→ What you need to do
In the records that follow, show each line where the word "JSON" is present.

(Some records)
************

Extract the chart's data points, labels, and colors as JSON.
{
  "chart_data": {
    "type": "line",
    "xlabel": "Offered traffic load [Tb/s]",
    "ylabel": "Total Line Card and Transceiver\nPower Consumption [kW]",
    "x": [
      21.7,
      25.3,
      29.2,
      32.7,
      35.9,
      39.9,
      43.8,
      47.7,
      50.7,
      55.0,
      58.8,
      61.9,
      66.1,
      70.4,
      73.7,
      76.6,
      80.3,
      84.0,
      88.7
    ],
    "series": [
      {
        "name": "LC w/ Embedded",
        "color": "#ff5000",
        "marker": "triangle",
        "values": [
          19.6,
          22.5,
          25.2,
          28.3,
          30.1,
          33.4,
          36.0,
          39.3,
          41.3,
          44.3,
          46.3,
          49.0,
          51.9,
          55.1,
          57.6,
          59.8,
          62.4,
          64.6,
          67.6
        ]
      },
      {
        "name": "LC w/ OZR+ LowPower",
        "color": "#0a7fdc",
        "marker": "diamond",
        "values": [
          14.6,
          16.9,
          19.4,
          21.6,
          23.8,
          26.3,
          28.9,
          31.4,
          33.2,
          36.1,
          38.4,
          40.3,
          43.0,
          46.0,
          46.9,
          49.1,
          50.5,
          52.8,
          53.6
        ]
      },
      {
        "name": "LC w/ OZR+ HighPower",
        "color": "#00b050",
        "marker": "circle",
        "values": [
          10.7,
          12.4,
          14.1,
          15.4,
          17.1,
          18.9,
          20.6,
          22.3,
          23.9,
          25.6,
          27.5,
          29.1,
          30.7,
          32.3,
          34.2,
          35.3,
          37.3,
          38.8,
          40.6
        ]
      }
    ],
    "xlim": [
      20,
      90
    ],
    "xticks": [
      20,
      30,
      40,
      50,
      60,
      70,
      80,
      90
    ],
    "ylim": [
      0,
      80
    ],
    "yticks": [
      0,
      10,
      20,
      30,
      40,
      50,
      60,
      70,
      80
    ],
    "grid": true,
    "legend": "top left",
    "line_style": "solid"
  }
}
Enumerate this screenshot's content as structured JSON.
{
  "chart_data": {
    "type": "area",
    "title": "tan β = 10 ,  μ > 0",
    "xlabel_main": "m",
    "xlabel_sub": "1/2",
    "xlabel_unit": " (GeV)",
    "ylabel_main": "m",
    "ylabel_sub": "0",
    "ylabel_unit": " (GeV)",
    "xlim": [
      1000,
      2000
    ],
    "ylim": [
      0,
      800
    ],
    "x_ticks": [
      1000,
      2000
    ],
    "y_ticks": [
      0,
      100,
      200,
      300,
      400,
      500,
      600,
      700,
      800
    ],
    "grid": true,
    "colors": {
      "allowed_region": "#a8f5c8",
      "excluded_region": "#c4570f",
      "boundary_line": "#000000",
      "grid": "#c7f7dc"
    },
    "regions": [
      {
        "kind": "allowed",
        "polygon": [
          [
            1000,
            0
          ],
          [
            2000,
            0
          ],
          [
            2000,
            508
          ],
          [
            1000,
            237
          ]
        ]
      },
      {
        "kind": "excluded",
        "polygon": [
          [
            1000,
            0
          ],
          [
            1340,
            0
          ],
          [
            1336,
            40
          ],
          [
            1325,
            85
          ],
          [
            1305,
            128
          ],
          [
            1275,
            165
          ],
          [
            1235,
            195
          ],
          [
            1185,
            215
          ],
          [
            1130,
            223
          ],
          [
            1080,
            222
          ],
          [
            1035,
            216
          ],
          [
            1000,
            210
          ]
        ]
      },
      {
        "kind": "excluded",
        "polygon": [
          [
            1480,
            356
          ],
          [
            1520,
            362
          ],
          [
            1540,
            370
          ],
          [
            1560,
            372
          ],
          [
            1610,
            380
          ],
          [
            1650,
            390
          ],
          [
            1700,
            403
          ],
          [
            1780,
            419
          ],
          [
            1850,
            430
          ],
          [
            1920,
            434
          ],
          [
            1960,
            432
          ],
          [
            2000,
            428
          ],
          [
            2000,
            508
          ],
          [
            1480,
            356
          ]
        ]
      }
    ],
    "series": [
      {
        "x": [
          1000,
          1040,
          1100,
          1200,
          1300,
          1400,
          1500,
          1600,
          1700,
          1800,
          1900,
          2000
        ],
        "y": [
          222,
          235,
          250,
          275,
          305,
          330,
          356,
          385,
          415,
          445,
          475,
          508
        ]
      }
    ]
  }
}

************

→ Worked answer
Extract the chart's data points, labels, and colors as JSON.
Enumerate this screenshot's content as structured JSON.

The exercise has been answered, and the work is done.